═══ Records shown ═══
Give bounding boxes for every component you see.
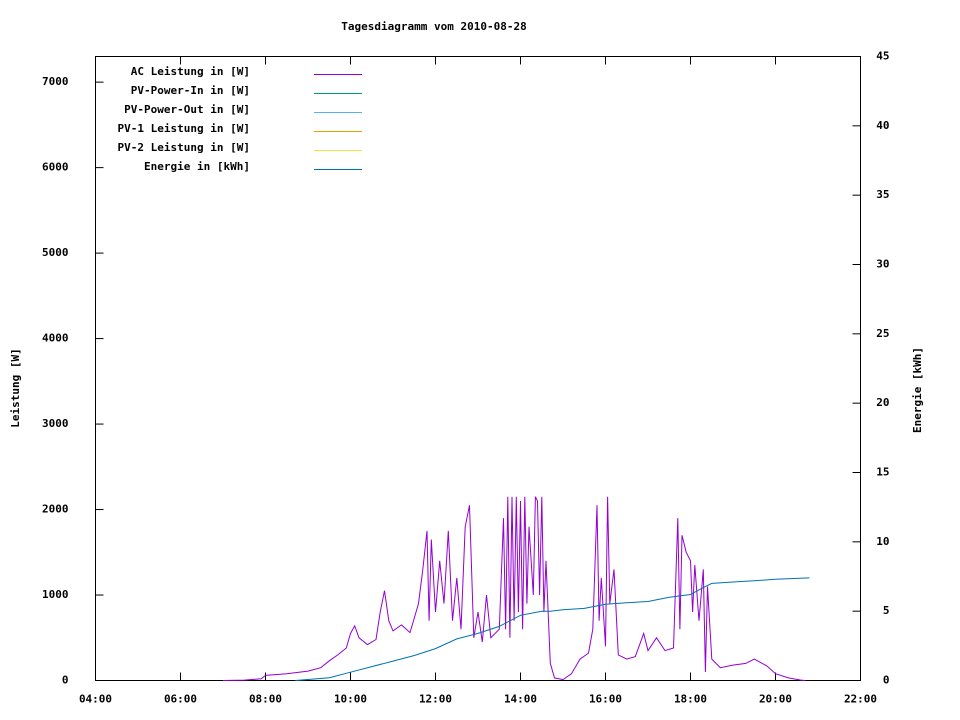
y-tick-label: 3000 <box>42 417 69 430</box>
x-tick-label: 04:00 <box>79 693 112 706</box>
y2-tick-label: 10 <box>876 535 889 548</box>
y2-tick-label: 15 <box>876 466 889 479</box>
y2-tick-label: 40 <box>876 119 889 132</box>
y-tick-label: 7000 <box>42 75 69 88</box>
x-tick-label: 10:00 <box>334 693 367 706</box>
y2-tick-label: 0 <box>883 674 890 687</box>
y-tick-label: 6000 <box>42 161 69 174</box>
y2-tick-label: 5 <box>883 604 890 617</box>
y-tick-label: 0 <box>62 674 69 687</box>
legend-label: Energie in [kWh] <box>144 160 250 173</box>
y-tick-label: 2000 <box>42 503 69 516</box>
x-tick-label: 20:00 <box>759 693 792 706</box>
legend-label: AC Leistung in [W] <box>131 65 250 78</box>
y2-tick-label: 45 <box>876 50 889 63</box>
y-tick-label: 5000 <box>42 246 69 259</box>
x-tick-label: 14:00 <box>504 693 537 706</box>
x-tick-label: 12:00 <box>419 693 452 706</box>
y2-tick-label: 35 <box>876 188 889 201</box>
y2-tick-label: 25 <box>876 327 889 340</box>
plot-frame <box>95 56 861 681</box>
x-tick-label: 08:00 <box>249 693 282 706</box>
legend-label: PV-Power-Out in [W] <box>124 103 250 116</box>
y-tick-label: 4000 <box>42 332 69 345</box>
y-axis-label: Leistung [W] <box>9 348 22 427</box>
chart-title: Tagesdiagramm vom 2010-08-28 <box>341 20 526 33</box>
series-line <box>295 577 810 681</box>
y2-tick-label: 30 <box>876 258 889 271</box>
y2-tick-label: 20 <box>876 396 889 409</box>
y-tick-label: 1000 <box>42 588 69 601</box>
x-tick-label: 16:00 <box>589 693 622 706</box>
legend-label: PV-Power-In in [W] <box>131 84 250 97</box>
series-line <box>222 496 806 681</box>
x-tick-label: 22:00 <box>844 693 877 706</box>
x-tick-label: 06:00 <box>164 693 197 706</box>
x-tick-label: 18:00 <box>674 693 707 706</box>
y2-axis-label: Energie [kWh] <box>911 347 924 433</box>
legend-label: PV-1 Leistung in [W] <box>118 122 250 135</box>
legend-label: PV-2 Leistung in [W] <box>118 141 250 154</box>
═══
__Request__. Reproduce every line of the records above verbatim, omitting the picture placeholders.

__Correct output__.
Give bounding boxes for every component you see.
y-tick-label: 3000 <box>42 417 69 430</box>
x-tick-label: 04:00 <box>79 693 112 706</box>
y2-tick-label: 10 <box>876 535 889 548</box>
y2-tick-label: 15 <box>876 466 889 479</box>
y2-tick-label: 40 <box>876 119 889 132</box>
y-tick-label: 7000 <box>42 75 69 88</box>
x-tick-label: 10:00 <box>334 693 367 706</box>
y2-tick-label: 0 <box>883 674 890 687</box>
y-tick-label: 6000 <box>42 161 69 174</box>
y2-tick-label: 5 <box>883 604 890 617</box>
y-tick-label: 0 <box>62 674 69 687</box>
legend-label: Energie in [kWh] <box>144 160 250 173</box>
y-tick-label: 2000 <box>42 503 69 516</box>
x-tick-label: 20:00 <box>759 693 792 706</box>
legend-label: AC Leistung in [W] <box>131 65 250 78</box>
y2-tick-label: 45 <box>876 50 889 63</box>
y-tick-label: 5000 <box>42 246 69 259</box>
x-tick-label: 14:00 <box>504 693 537 706</box>
x-tick-label: 12:00 <box>419 693 452 706</box>
y2-tick-label: 35 <box>876 188 889 201</box>
y2-tick-label: 25 <box>876 327 889 340</box>
plot-frame <box>95 56 861 681</box>
x-tick-label: 08:00 <box>249 693 282 706</box>
legend-label: PV-Power-Out in [W] <box>124 103 250 116</box>
y-tick-label: 4000 <box>42 332 69 345</box>
y-axis-label: Leistung [W] <box>9 348 22 427</box>
chart-title: Tagesdiagramm vom 2010-08-28 <box>341 20 526 33</box>
series-line <box>295 577 810 681</box>
y2-tick-label: 30 <box>876 258 889 271</box>
y2-tick-label: 20 <box>876 396 889 409</box>
y-tick-label: 1000 <box>42 588 69 601</box>
x-tick-label: 16:00 <box>589 693 622 706</box>
legend-label: PV-Power-In in [W] <box>131 84 250 97</box>
series-line <box>222 496 806 681</box>
x-tick-label: 22:00 <box>844 693 877 706</box>
x-tick-label: 06:00 <box>164 693 197 706</box>
x-tick-label: 18:00 <box>674 693 707 706</box>
y2-axis-label: Energie [kWh] <box>911 347 924 433</box>
legend-label: PV-1 Leistung in [W] <box>118 122 250 135</box>
legend-label: PV-2 Leistung in [W] <box>118 141 250 154</box>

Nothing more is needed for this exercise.